━━━ EXTRACTED MATERIAL

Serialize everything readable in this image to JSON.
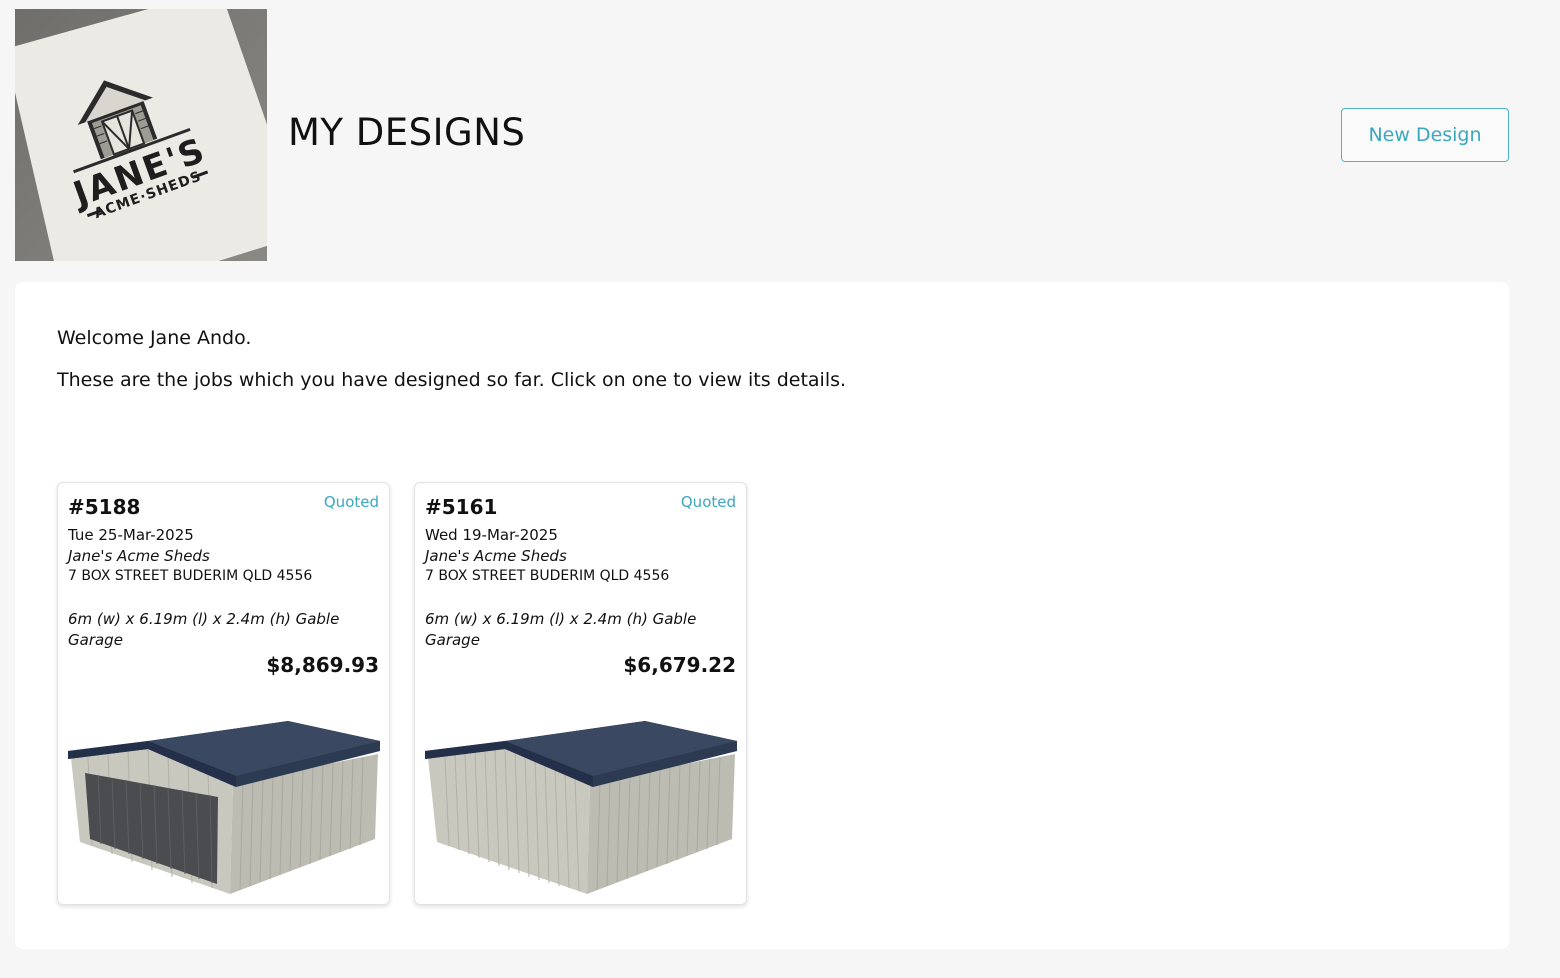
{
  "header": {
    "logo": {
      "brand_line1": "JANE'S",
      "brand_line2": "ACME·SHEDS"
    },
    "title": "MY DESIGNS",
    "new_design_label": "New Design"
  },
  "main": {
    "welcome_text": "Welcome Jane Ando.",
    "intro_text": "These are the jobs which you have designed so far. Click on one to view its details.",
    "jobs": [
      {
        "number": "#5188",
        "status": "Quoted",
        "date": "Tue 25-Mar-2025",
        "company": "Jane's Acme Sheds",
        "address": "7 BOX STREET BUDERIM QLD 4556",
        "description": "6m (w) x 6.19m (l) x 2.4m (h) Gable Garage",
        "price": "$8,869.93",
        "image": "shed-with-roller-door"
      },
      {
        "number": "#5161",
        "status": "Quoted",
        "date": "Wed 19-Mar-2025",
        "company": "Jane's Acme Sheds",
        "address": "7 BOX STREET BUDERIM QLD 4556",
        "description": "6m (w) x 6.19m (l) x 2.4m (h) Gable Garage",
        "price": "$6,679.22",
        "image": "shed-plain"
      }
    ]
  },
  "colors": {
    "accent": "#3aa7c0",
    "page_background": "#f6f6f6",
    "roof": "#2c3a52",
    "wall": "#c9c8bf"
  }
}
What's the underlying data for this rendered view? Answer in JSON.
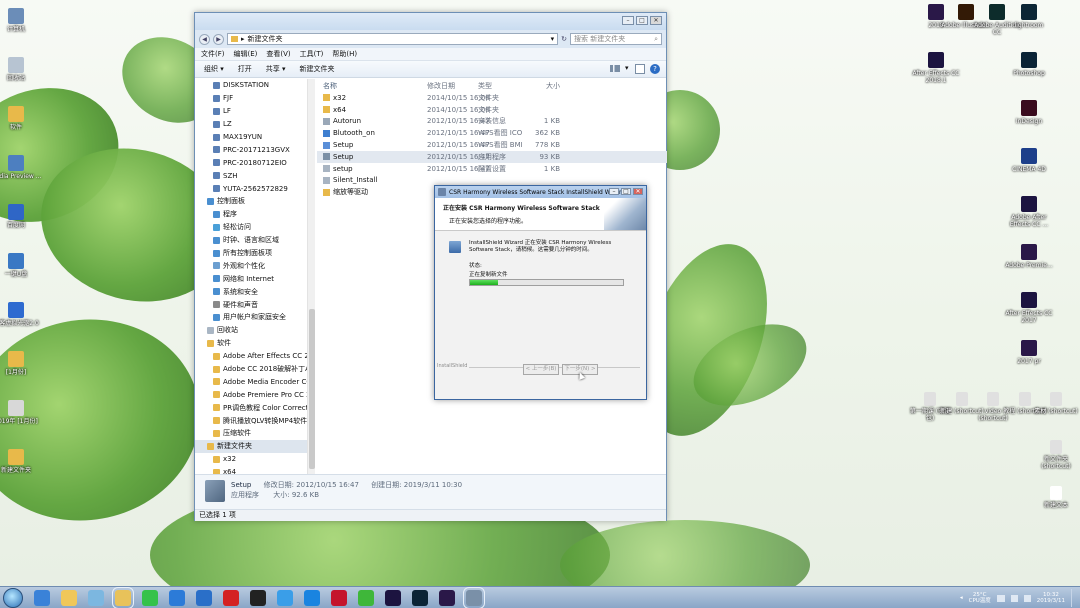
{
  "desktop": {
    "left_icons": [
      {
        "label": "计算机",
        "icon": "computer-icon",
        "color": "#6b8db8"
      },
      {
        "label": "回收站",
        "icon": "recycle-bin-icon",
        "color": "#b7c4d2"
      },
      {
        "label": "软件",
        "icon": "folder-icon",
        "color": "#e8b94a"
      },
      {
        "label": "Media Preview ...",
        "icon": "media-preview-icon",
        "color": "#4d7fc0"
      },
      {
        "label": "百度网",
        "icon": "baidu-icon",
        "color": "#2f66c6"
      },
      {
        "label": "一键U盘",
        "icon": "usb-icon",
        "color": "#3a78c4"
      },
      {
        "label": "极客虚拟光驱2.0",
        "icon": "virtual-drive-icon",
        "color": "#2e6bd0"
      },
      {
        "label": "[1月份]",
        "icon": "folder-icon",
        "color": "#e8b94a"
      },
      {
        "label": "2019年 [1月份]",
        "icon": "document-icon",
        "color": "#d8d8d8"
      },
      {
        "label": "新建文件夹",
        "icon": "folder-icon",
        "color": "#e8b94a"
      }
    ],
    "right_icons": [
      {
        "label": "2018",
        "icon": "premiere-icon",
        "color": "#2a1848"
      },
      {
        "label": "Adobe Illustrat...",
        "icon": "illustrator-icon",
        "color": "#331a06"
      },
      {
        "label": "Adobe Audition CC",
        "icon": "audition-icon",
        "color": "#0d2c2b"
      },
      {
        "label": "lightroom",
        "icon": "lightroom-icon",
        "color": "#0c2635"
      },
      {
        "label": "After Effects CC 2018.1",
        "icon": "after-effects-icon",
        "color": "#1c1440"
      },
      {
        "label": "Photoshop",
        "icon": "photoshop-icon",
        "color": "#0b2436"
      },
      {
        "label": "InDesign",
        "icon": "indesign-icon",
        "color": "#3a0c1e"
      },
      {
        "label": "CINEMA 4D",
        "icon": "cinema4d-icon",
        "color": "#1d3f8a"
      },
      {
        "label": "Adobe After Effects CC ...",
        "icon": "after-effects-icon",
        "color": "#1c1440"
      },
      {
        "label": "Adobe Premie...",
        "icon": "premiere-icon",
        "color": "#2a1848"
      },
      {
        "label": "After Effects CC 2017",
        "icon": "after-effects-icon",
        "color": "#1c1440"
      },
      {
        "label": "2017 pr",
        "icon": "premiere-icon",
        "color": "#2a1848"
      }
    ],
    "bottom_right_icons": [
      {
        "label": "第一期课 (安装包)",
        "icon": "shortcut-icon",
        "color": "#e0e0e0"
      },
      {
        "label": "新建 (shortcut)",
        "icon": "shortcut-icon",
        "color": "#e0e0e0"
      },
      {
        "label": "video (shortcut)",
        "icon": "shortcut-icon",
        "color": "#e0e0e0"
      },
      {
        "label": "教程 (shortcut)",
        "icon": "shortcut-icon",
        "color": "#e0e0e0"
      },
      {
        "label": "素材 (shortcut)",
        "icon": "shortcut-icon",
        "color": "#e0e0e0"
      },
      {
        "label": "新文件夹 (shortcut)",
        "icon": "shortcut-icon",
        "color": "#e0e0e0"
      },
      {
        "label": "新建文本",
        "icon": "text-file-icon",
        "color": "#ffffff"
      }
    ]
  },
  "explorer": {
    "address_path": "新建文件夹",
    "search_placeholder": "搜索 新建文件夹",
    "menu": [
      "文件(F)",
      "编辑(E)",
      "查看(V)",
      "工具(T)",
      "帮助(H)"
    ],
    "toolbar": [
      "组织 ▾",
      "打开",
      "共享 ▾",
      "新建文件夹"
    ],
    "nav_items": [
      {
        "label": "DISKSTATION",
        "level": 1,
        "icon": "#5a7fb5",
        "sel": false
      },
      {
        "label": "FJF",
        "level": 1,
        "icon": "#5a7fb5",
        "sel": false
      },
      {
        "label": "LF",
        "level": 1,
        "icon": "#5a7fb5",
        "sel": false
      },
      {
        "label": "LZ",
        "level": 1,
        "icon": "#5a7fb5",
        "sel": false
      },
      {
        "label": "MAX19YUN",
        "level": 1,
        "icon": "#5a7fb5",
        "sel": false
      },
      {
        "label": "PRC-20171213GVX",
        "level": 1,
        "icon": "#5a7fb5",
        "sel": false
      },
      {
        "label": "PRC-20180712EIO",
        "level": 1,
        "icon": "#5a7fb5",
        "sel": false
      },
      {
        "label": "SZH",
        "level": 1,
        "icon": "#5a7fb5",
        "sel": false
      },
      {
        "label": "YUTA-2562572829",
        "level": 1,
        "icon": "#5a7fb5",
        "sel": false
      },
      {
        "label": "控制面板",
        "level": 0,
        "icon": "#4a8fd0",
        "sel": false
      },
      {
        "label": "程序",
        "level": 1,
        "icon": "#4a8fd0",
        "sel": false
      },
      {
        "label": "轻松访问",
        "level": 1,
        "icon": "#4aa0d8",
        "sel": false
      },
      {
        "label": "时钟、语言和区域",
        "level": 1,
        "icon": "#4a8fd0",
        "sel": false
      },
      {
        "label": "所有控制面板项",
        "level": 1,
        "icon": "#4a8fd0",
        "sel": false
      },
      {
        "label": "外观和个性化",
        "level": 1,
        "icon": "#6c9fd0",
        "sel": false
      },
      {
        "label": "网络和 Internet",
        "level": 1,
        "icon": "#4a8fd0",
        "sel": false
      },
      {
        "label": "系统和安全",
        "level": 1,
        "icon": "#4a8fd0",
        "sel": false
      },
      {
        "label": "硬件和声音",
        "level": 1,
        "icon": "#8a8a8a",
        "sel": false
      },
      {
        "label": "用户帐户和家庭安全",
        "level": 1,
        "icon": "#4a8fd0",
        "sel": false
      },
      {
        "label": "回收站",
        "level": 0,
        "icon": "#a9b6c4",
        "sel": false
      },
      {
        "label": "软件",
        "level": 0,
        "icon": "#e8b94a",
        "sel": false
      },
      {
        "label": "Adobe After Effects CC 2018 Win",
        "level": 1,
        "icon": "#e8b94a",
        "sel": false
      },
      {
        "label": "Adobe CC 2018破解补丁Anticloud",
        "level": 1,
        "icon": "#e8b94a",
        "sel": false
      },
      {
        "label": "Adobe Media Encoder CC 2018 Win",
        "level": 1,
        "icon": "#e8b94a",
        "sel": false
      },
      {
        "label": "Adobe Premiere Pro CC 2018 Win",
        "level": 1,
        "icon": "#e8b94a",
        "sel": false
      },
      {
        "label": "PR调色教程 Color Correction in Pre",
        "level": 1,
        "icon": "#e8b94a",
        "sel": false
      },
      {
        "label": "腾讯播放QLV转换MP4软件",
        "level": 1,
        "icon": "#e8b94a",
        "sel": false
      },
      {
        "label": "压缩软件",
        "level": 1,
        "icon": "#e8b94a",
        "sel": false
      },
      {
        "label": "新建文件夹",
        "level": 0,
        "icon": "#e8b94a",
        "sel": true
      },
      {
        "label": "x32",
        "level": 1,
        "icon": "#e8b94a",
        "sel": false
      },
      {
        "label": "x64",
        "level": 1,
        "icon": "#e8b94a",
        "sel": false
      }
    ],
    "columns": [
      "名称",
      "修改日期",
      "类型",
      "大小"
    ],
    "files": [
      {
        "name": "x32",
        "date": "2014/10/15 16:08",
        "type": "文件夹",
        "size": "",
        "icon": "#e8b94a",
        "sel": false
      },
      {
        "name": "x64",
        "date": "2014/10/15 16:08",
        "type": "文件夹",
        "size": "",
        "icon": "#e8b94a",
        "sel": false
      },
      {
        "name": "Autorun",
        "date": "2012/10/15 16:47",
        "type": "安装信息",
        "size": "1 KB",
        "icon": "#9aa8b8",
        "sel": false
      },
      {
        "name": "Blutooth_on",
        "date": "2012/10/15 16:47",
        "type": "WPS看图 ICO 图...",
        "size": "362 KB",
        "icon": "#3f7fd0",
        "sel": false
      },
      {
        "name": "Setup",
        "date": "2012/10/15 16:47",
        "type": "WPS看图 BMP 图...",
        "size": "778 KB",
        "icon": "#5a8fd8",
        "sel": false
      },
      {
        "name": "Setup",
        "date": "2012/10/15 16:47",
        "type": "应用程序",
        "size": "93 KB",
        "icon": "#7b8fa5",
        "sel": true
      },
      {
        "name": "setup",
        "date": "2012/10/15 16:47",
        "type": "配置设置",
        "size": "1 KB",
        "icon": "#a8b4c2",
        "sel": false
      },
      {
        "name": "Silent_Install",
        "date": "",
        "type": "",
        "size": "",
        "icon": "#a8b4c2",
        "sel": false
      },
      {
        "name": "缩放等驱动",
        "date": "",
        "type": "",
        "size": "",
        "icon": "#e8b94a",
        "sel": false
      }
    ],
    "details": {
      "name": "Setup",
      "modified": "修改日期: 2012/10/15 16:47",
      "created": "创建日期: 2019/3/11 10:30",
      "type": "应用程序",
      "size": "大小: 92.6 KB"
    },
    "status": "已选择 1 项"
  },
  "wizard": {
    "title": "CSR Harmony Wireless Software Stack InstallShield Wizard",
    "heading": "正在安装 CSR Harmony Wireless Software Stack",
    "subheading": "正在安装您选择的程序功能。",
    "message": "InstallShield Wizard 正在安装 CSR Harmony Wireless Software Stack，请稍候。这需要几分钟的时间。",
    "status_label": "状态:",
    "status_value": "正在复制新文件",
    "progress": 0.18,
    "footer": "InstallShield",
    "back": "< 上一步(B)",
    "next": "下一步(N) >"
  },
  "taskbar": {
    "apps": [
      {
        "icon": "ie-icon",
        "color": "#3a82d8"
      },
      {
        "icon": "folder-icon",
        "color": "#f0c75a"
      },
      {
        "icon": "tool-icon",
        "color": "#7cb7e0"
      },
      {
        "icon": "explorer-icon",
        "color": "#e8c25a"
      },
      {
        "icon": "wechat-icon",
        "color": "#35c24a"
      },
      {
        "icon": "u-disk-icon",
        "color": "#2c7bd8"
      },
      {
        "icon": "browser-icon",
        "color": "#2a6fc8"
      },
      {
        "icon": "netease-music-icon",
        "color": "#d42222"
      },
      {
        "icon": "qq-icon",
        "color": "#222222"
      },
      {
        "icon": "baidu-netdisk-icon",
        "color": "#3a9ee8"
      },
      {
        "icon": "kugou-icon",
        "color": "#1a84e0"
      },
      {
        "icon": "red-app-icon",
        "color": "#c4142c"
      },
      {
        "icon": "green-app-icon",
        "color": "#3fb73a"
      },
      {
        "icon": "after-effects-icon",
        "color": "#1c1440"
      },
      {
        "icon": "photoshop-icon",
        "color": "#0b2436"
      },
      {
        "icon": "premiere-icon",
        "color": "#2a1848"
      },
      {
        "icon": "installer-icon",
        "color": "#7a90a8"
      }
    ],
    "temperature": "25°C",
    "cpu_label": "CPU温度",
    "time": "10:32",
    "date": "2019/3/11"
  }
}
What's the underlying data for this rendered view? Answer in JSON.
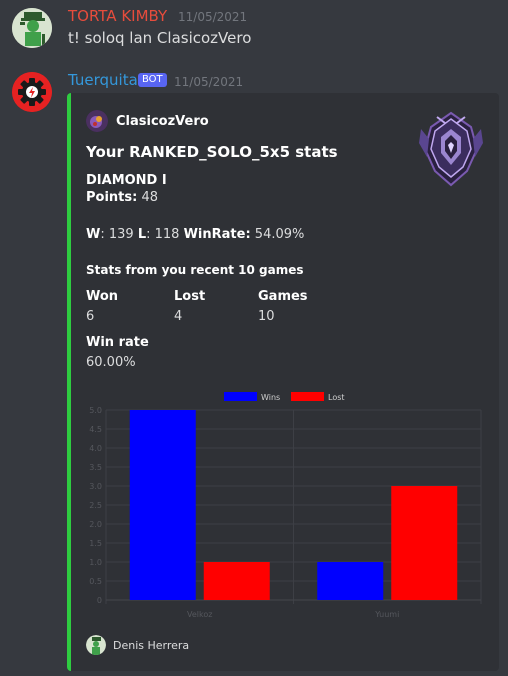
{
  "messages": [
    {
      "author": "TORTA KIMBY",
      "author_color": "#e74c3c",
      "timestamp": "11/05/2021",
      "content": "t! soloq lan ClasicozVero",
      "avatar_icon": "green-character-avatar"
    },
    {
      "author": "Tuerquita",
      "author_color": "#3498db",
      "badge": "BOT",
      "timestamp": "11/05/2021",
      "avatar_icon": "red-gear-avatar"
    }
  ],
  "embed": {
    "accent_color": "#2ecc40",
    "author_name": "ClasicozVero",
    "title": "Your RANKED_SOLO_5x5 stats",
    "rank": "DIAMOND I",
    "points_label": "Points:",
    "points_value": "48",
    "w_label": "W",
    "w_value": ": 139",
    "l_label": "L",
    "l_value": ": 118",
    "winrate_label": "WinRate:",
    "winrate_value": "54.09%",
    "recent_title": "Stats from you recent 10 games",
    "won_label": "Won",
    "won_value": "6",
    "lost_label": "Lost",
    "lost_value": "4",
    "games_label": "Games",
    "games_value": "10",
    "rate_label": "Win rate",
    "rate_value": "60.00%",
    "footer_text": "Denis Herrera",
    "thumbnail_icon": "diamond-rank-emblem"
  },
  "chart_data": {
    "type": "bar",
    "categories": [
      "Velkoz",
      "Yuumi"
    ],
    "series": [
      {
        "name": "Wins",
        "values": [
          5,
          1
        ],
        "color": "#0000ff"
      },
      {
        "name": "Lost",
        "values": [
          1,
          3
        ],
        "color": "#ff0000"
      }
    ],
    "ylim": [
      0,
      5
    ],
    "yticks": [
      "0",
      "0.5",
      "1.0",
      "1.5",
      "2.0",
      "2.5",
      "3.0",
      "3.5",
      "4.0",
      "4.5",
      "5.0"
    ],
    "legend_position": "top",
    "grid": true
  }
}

━━━━━━

● **SHORT TASK**:
For each line above that contains the word "Harmony", copy that line.

● **CORRECT RESULT**:
    "title": "CSR Harmony Wireless Software Stack InstallShield Wizard",
    "heading": "正在安装 CSR Harmony Wireless Software Stack",
    "message": "InstallShield Wizard 正在安装 CSR Harmony Wireless Software Stack，请稍候。这需要几分钟的时间。",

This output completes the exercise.